- Set exercise: List each line of the data that holds the string "saygın".

- Materials provided:
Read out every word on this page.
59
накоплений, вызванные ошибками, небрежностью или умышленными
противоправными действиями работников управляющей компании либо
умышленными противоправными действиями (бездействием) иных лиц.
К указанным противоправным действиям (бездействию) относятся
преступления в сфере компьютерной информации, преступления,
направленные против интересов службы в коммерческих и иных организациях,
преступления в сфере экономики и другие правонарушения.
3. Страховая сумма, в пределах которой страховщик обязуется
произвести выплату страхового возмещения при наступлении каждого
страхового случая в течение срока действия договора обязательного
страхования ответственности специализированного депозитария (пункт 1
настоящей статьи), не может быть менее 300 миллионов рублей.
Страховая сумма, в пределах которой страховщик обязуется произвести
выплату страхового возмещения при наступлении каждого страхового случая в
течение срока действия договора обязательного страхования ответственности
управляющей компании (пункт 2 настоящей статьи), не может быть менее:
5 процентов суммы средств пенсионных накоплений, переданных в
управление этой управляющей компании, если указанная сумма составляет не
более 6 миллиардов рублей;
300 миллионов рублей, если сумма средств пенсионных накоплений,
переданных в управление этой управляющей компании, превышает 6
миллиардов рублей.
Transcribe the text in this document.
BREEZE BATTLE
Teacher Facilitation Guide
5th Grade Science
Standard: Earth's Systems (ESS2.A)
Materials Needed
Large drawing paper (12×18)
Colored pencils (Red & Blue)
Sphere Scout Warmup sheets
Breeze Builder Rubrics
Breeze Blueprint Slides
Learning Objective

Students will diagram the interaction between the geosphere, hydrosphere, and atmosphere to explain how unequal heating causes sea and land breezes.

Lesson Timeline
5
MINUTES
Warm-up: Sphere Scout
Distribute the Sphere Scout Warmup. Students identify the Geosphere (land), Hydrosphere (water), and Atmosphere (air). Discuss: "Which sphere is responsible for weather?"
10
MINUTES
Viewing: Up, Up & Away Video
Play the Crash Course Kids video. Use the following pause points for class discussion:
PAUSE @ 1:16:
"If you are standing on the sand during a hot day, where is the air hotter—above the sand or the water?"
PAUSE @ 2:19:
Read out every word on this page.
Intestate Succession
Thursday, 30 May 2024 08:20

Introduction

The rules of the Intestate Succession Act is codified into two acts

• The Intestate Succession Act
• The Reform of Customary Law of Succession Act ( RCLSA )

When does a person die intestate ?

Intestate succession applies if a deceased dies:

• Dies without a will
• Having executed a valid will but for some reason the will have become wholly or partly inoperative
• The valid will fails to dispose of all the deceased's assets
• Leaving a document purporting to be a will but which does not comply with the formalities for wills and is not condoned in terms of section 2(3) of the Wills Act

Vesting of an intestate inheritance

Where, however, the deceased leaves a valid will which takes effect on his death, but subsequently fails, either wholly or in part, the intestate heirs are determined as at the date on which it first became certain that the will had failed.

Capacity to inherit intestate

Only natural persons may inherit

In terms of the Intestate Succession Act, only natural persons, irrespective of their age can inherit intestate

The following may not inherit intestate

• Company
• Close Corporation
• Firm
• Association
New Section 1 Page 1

==

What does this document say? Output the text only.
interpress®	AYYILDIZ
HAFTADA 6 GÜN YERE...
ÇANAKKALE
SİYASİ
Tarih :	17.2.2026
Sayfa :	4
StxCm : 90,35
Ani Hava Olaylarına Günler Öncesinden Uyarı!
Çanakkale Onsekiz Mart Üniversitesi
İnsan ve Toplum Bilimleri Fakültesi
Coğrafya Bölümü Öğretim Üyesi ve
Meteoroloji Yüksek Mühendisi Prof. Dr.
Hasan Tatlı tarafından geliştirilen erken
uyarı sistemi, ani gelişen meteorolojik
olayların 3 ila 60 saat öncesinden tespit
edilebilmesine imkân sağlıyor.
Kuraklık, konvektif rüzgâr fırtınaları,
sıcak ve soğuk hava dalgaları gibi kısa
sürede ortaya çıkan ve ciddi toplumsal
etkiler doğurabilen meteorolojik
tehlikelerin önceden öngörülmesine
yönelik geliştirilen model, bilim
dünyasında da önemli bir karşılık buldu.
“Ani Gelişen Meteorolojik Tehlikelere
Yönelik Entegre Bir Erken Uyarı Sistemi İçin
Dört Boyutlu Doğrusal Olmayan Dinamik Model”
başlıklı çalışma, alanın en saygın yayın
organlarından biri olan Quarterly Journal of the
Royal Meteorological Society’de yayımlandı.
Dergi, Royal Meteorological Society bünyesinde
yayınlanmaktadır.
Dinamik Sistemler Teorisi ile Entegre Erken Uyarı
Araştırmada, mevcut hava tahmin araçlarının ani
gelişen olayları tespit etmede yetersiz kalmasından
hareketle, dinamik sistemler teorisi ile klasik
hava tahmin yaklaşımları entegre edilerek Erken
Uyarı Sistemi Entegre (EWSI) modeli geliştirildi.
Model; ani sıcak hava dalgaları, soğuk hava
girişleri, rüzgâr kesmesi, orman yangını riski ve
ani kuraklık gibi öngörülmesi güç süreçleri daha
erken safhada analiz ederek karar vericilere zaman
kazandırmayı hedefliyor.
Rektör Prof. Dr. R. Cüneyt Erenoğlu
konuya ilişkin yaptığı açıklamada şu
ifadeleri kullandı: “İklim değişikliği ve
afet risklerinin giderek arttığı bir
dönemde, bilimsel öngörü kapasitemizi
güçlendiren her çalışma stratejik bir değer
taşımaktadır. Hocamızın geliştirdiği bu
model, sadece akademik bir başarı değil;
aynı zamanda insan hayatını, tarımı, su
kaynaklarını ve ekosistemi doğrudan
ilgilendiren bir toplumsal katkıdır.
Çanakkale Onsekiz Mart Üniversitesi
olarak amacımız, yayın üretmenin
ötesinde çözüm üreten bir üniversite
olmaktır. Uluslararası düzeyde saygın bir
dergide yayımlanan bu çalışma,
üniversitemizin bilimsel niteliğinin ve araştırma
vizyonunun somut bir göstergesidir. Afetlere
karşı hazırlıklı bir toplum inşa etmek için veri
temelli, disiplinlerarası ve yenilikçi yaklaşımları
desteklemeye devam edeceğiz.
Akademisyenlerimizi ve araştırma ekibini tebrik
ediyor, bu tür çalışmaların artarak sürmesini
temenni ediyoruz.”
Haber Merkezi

- Output of the exercise:
başlıklı çalışma, alanın en saygın yayın
olmaktır. Uluslararası düzeyde saygın bir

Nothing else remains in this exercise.